[Dataset rows]
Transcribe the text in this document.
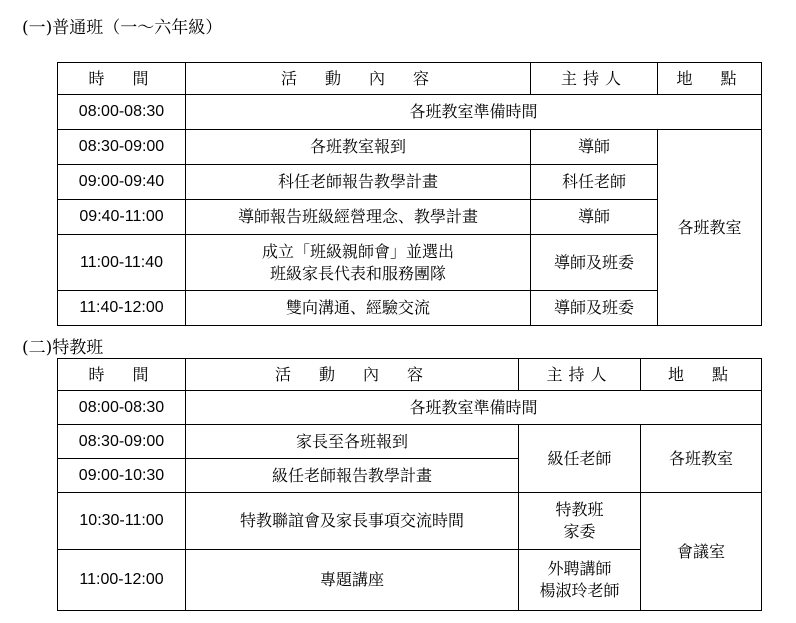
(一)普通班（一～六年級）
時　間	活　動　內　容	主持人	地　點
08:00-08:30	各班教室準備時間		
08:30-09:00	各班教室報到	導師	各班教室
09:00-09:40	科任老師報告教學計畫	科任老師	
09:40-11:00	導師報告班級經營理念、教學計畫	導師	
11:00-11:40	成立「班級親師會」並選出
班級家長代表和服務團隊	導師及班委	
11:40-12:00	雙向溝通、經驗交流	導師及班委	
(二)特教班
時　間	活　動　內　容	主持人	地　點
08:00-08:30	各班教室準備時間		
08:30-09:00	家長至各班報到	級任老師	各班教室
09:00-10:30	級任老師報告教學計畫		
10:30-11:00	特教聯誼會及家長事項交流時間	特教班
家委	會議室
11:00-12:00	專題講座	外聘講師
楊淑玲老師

--

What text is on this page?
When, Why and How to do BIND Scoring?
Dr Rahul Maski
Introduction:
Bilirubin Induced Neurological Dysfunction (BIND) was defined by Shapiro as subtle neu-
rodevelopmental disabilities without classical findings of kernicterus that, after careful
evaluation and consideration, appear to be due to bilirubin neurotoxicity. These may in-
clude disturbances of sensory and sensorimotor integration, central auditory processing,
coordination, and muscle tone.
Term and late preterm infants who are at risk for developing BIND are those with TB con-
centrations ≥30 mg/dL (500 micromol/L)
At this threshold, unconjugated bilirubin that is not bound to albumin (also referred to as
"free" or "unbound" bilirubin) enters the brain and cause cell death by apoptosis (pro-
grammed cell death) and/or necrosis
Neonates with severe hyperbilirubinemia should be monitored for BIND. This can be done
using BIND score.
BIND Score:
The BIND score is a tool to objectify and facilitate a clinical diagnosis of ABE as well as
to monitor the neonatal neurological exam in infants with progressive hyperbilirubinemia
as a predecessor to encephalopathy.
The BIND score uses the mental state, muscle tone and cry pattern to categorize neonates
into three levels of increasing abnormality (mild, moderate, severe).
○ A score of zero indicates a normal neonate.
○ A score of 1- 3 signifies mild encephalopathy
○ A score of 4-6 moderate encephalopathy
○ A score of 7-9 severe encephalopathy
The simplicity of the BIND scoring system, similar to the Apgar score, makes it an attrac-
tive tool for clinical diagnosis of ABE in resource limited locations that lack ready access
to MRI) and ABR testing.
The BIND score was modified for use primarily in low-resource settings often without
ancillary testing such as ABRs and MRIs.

> [Task details] Filter the records for lines holding the string "tool". Copy each one.

> [Answer to the task]
The BIND score is a tool to objectify and facilitate a clinical diagnosis of ABE as well as
tive tool for clinical diagnosis of ABE in resource limited locations that lack ready access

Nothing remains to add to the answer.